**GIVEN REQUEST**
Copy every line of the listing that holds the string "JSON".

**Records from a data collection**
[Begin]
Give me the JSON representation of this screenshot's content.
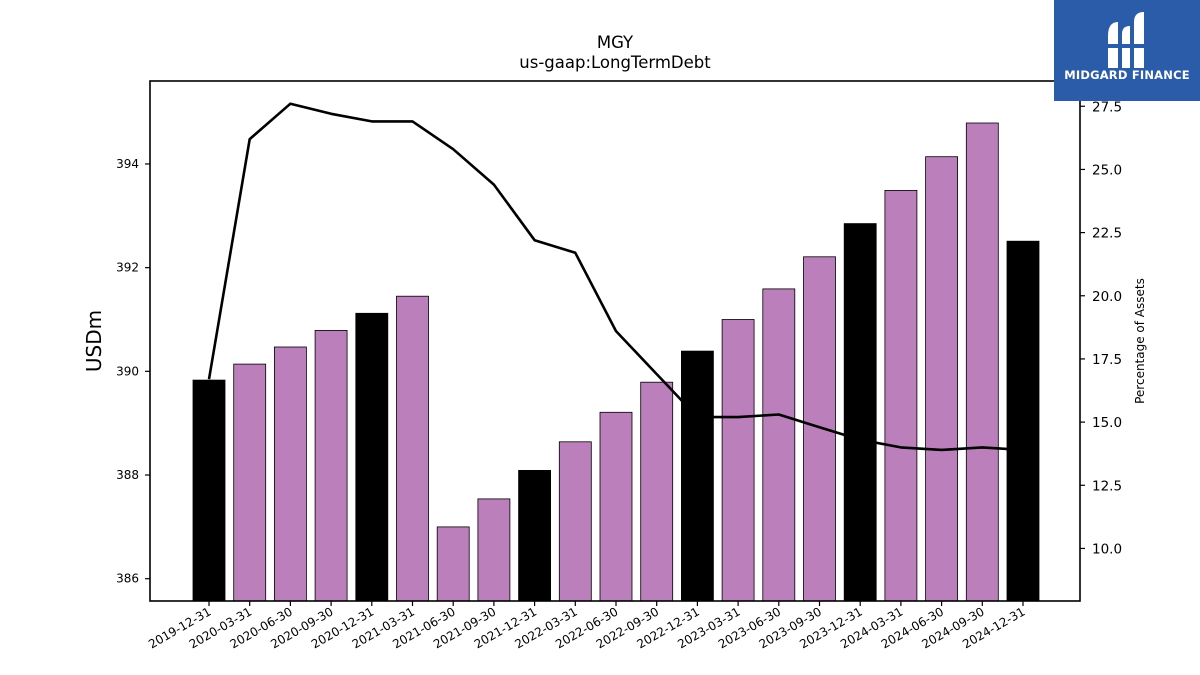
{
  "brand": {
    "name": "MIDGARD FINANCE",
    "color": "#2a5caa"
  },
  "chart_data": {
    "type": "bar",
    "title": "MGY",
    "subtitle": "us-gaap:LongTermDebt",
    "ylabel": "USDm",
    "y2label": "Percentage of Assets",
    "categories": [
      "2019-12-31",
      "2020-03-31",
      "2020-06-30",
      "2020-09-30",
      "2020-12-31",
      "2021-03-31",
      "2021-06-30",
      "2021-09-30",
      "2021-12-31",
      "2022-03-31",
      "2022-06-30",
      "2022-09-30",
      "2022-12-31",
      "2023-03-31",
      "2023-06-30",
      "2023-09-30",
      "2023-12-31",
      "2024-03-31",
      "2024-06-30",
      "2024-09-30",
      "2024-12-31"
    ],
    "values": [
      389.83,
      390.14,
      390.47,
      390.79,
      391.12,
      391.45,
      387.0,
      387.54,
      388.09,
      388.64,
      389.21,
      389.79,
      390.39,
      391.0,
      391.59,
      392.21,
      392.85,
      393.49,
      394.14,
      394.79,
      392.51
    ],
    "bar_colors": [
      "#000000",
      "#bb7fbc",
      "#bb7fbc",
      "#bb7fbc",
      "#000000",
      "#bb7fbc",
      "#bb7fbc",
      "#bb7fbc",
      "#000000",
      "#bb7fbc",
      "#bb7fbc",
      "#bb7fbc",
      "#000000",
      "#bb7fbc",
      "#bb7fbc",
      "#bb7fbc",
      "#000000",
      "#bb7fbc",
      "#bb7fbc",
      "#bb7fbc",
      "#000000"
    ],
    "line_series": {
      "axis": "right",
      "color": "#000000",
      "values": [
        16.7,
        26.2,
        27.6,
        27.2,
        26.9,
        26.9,
        25.8,
        24.4,
        22.2,
        21.7,
        18.6,
        16.9,
        15.2,
        15.2,
        15.3,
        14.8,
        14.3,
        14.0,
        13.9,
        14.0,
        13.9
      ]
    },
    "ylim": [
      385.57,
      395.6
    ],
    "y2lim": [
      7.92,
      28.5
    ],
    "yticks": [
      386,
      388,
      390,
      392,
      394
    ],
    "y2ticks": [
      10.0,
      12.5,
      15.0,
      17.5,
      20.0,
      22.5,
      25.0,
      27.5
    ],
    "grid": false,
    "legend": "none"
  }
}
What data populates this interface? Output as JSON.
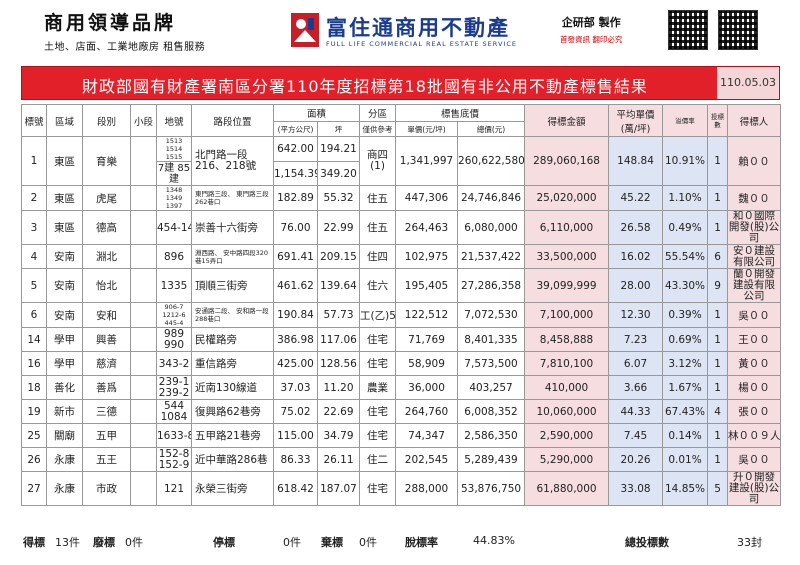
{
  "header": {
    "brand_title": "商用領導品牌",
    "brand_sub": "土地、店面、工業地廠房 租售服務",
    "company_name": "富住通商用不動產",
    "company_en": "FULL LIFE COMMERCIAL REAL ESTATE SERVICE",
    "producer": "企研部 製作",
    "producer_sub": "首發資訊 翻印必究",
    "accent": "#e2202a",
    "brand_blue": "#1a3b8e"
  },
  "title": {
    "text": "財政部國有財產署南區分署110年度招標第18批國有非公用不動產標售結果",
    "date": "110.05.03"
  },
  "columns": {
    "no": "標號",
    "district": "區域",
    "section": "段別",
    "subsection": "小段",
    "lot": "地號",
    "road": "路段位置",
    "area": "面積",
    "area_m2": "(平方公尺)",
    "area_ping": "坪",
    "zone": "分區",
    "zone_sub": "僅供參考",
    "base_price": "標售底價",
    "unit_price": "單價(元/坪)",
    "total_price": "總價(元)",
    "winning": "得標金額",
    "avg_unit": "平均單價",
    "avg_unit_sub": "(萬/坪)",
    "premium": "溢價率",
    "bids": "投標數",
    "winner": "得標人"
  },
  "rows": [
    {
      "no": "1",
      "district": "東區",
      "section": "育樂",
      "subsection": "",
      "lot": "1513 1514 1515",
      "lot2": "7建 85建",
      "road": "北門路一段 216、218號",
      "area_m2": "642.00",
      "area_ping": "194.21",
      "area_m2_b": "1,154.39",
      "area_ping_b": "349.20",
      "zone": "商四 (1)",
      "unit_price": "1,341,997",
      "total_price": "260,622,580",
      "winning": "289,060,168",
      "avg_unit": "148.84",
      "premium": "10.91%",
      "bids": "1",
      "winner": "賴００"
    },
    {
      "no": "2",
      "district": "東區",
      "section": "虎尾",
      "subsection": "",
      "lot": "1348 1349 1397",
      "road": "東門路三段、 東門路三段262巷口",
      "area_m2": "182.89",
      "area_ping": "55.32",
      "zone": "住五",
      "unit_price": "447,306",
      "total_price": "24,746,846",
      "winning": "25,020,000",
      "avg_unit": "45.22",
      "premium": "1.10%",
      "bids": "1",
      "winner": "魏００"
    },
    {
      "no": "3",
      "district": "東區",
      "section": "德高",
      "subsection": "",
      "lot": "454-14",
      "road": "崇善十六街旁",
      "area_m2": "76.00",
      "area_ping": "22.99",
      "zone": "住五",
      "unit_price": "264,463",
      "total_price": "6,080,000",
      "winning": "6,110,000",
      "avg_unit": "26.58",
      "premium": "0.49%",
      "bids": "1",
      "winner": "和０國際開發(股)公司"
    },
    {
      "no": "4",
      "district": "安南",
      "section": "淵北",
      "subsection": "",
      "lot": "896",
      "road": "淵西路、 安中路四段320巷15弄口",
      "area_m2": "691.41",
      "area_ping": "209.15",
      "zone": "住四",
      "unit_price": "102,975",
      "total_price": "21,537,422",
      "winning": "33,500,000",
      "avg_unit": "16.02",
      "premium": "55.54%",
      "bids": "6",
      "winner": "安０建設有限公司"
    },
    {
      "no": "5",
      "district": "安南",
      "section": "怡北",
      "subsection": "",
      "lot": "1335",
      "road": "頂順三街旁",
      "area_m2": "461.62",
      "area_ping": "139.64",
      "zone": "住六",
      "unit_price": "195,405",
      "total_price": "27,286,358",
      "winning": "39,099,999",
      "avg_unit": "28.00",
      "premium": "43.30%",
      "bids": "9",
      "winner": "蘭０開發建設有限公司"
    },
    {
      "no": "6",
      "district": "安南",
      "section": "安和",
      "subsection": "",
      "lot": "906-7 1212-6 445-4",
      "road": "安通路二段、 安和路一段288巷口",
      "area_m2": "190.84",
      "area_ping": "57.73",
      "zone": "工(乙)5",
      "unit_price": "122,512",
      "total_price": "7,072,530",
      "winning": "7,100,000",
      "avg_unit": "12.30",
      "premium": "0.39%",
      "bids": "1",
      "winner": "吳００"
    },
    {
      "no": "14",
      "district": "學甲",
      "section": "興善",
      "subsection": "",
      "lot": "989 990",
      "road": "民權路旁",
      "area_m2": "386.98",
      "area_ping": "117.06",
      "zone": "住宅",
      "unit_price": "71,769",
      "total_price": "8,401,335",
      "winning": "8,458,888",
      "avg_unit": "7.23",
      "premium": "0.69%",
      "bids": "1",
      "winner": "王００"
    },
    {
      "no": "16",
      "district": "學甲",
      "section": "慈濟",
      "subsection": "",
      "lot": "343-2",
      "road": "重信路旁",
      "area_m2": "425.00",
      "area_ping": "128.56",
      "zone": "住宅",
      "unit_price": "58,909",
      "total_price": "7,573,500",
      "winning": "7,810,100",
      "avg_unit": "6.07",
      "premium": "3.12%",
      "bids": "1",
      "winner": "黃００"
    },
    {
      "no": "18",
      "district": "善化",
      "section": "善爲",
      "subsection": "",
      "lot": "239-1 239-2",
      "road": "近南130線道",
      "area_m2": "37.03",
      "area_ping": "11.20",
      "zone": "農業",
      "unit_price": "36,000",
      "total_price": "403,257",
      "winning": "410,000",
      "avg_unit": "3.66",
      "premium": "1.67%",
      "bids": "1",
      "winner": "楊００"
    },
    {
      "no": "19",
      "district": "新市",
      "section": "三德",
      "subsection": "",
      "lot": "544 1084",
      "road": "復興路62巷旁",
      "area_m2": "75.02",
      "area_ping": "22.69",
      "zone": "住宅",
      "unit_price": "264,760",
      "total_price": "6,008,352",
      "winning": "10,060,000",
      "avg_unit": "44.33",
      "premium": "67.43%",
      "bids": "4",
      "winner": "張００"
    },
    {
      "no": "25",
      "district": "關廟",
      "section": "五甲",
      "subsection": "",
      "lot": "1633-8",
      "road": "五甲路21巷旁",
      "area_m2": "115.00",
      "area_ping": "34.79",
      "zone": "住宅",
      "unit_price": "74,347",
      "total_price": "2,586,350",
      "winning": "2,590,000",
      "avg_unit": "7.45",
      "premium": "0.14%",
      "bids": "1",
      "winner": "林００９人"
    },
    {
      "no": "26",
      "district": "永康",
      "section": "五王",
      "subsection": "",
      "lot": "152-8 152-9",
      "road": "近中華路286巷",
      "area_m2": "86.33",
      "area_ping": "26.11",
      "zone": "住二",
      "unit_price": "202,545",
      "total_price": "5,289,439",
      "winning": "5,290,000",
      "avg_unit": "20.26",
      "premium": "0.01%",
      "bids": "1",
      "winner": "吳００"
    },
    {
      "no": "27",
      "district": "永康",
      "section": "市政",
      "subsection": "",
      "lot": "121",
      "road": "永榮三街旁",
      "area_m2": "618.42",
      "area_ping": "187.07",
      "zone": "住宅",
      "unit_price": "288,000",
      "total_price": "53,876,750",
      "winning": "61,880,000",
      "avg_unit": "33.08",
      "premium": "14.85%",
      "bids": "5",
      "winner": "升０開發建設(股)公司"
    }
  ],
  "footer": {
    "win_label": "得標",
    "win_val": "13件",
    "void_label": "廢標",
    "void_val": "0件",
    "stop_label": "停標",
    "stop_val": "0件",
    "abandon_label": "棄標",
    "abandon_val": "0件",
    "rate_label": "脫標率",
    "rate_val": "44.83%",
    "total_label": "總投標數",
    "total_val": "33封"
  }
}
[End]
**WRITTEN ANSWER**
Give me the JSON representation of this screenshot's content.
What data populates this interface? Output as JSON.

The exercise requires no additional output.